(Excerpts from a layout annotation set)

◇ ◇ ◇ ◇

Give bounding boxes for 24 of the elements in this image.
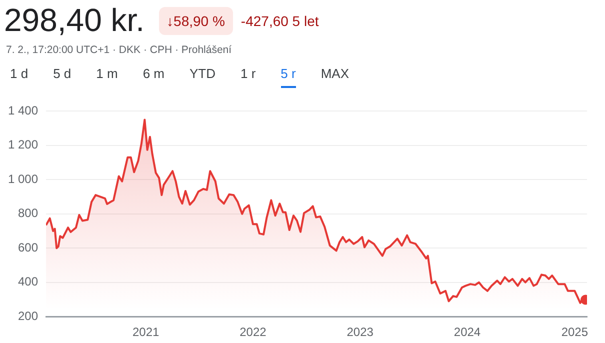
y-tick-label: 400 xyxy=(18,274,38,289)
y-tick-label: 1 400 xyxy=(8,104,38,118)
text: -427,60 5 let xyxy=(240,12,319,28)
y-tick-label: 1 000 xyxy=(8,172,38,186)
x-tick-label: 2025 xyxy=(561,325,588,340)
text: 1 r xyxy=(240,66,256,83)
text: 6 m xyxy=(142,66,164,83)
text: 1 d xyxy=(10,66,28,83)
y-tick-label: 1 200 xyxy=(8,138,38,152)
text: MAX xyxy=(320,66,350,83)
chart-subtitle: 7. 2., 17:20:00 UTC+1 · DKK · CPH · Prohlášení xyxy=(6,44,232,56)
text: 5 d xyxy=(53,66,72,83)
y-tick-label: 800 xyxy=(18,206,38,220)
x-tick-label: 2024 xyxy=(454,325,481,340)
text: 1 m xyxy=(96,66,118,83)
text: YTD xyxy=(190,66,216,83)
text: ↓58,90 % xyxy=(158,6,233,34)
y-tick-label: 200 xyxy=(18,308,38,323)
text: 5 r xyxy=(280,66,296,88)
chart-title: 298,40 kr. xyxy=(4,2,145,39)
x-tick-label: 2022 xyxy=(240,325,267,340)
y-tick-label: 600 xyxy=(18,240,38,254)
x-tick-label: 2023 xyxy=(346,325,374,340)
x-tick-label: 2021 xyxy=(132,325,160,340)
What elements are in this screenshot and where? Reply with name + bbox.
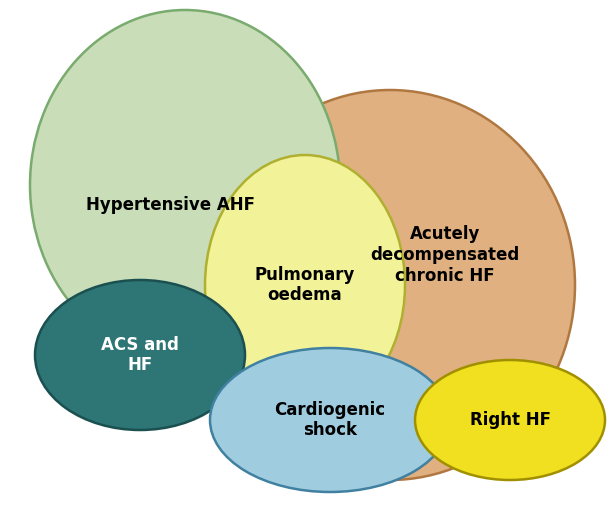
Text: Right HF: Right HF: [469, 411, 550, 429]
Ellipse shape: [205, 155, 405, 415]
Ellipse shape: [35, 280, 245, 430]
Ellipse shape: [30, 10, 340, 360]
Text: Acutely
decompensated
chronic HF: Acutely decompensated chronic HF: [370, 225, 520, 285]
Text: Pulmonary
oedema: Pulmonary oedema: [255, 266, 355, 305]
Ellipse shape: [210, 348, 450, 492]
Ellipse shape: [205, 90, 575, 480]
Ellipse shape: [415, 360, 605, 480]
Text: ACS and
HF: ACS and HF: [101, 336, 179, 374]
Text: Hypertensive AHF: Hypertensive AHF: [85, 196, 255, 214]
Text: Cardiogenic
shock: Cardiogenic shock: [274, 400, 386, 439]
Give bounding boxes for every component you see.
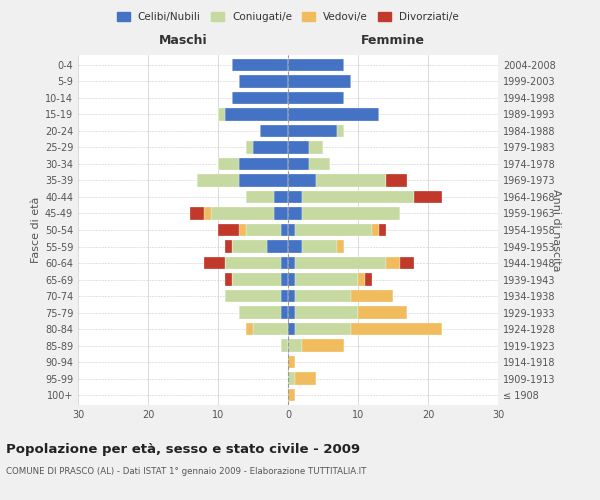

◇ ◇ ◇ ◇

§ **Given request**:
Return all of the data above line for line, without changing anything, and omit the pictures.

§ **Correct answer**:
Give bounding boxes for 24 of the elements in this image.
y-tick-label: 400 xyxy=(18,274,38,289)
y-tick-label: 1 400 xyxy=(8,104,38,118)
text: -427,60 5 let xyxy=(240,12,319,28)
y-tick-label: 1 000 xyxy=(8,172,38,186)
x-tick-label: 2025 xyxy=(561,325,588,340)
text: 1 r xyxy=(240,66,256,83)
text: 6 m xyxy=(142,66,164,83)
text: 1 d xyxy=(10,66,28,83)
y-tick-label: 1 200 xyxy=(8,138,38,152)
text: MAX xyxy=(320,66,350,83)
chart-subtitle: 7. 2., 17:20:00 UTC+1 · DKK · CPH · Prohlášení xyxy=(6,44,232,56)
text: 5 d xyxy=(53,66,72,83)
y-tick-label: 800 xyxy=(18,206,38,220)
x-tick-label: 2024 xyxy=(454,325,481,340)
text: 1 m xyxy=(96,66,118,83)
text: YTD xyxy=(190,66,216,83)
text: ↓58,90 % xyxy=(158,6,233,34)
y-tick-label: 200 xyxy=(18,308,38,323)
text: 5 r xyxy=(280,66,296,88)
chart-title: 298,40 kr. xyxy=(4,2,145,39)
x-tick-label: 2022 xyxy=(240,325,267,340)
y-tick-label: 600 xyxy=(18,240,38,254)
x-tick-label: 2023 xyxy=(346,325,374,340)
x-tick-label: 2021 xyxy=(132,325,160,340)
What elements are in this screenshot and where? Reply with name + bbox.
Text: Right HF: Right HF: [469, 411, 550, 429]
Ellipse shape: [205, 155, 405, 415]
Ellipse shape: [35, 280, 245, 430]
Ellipse shape: [30, 10, 340, 360]
Text: Acutely
decompensated
chronic HF: Acutely decompensated chronic HF: [370, 225, 520, 285]
Text: Pulmonary
oedema: Pulmonary oedema: [255, 266, 355, 305]
Ellipse shape: [210, 348, 450, 492]
Ellipse shape: [205, 90, 575, 480]
Ellipse shape: [415, 360, 605, 480]
Text: ACS and
HF: ACS and HF: [101, 336, 179, 374]
Text: Hypertensive AHF: Hypertensive AHF: [85, 196, 255, 214]
Text: Cardiogenic
shock: Cardiogenic shock: [274, 400, 386, 439]
Give bounding boxes for every component you see.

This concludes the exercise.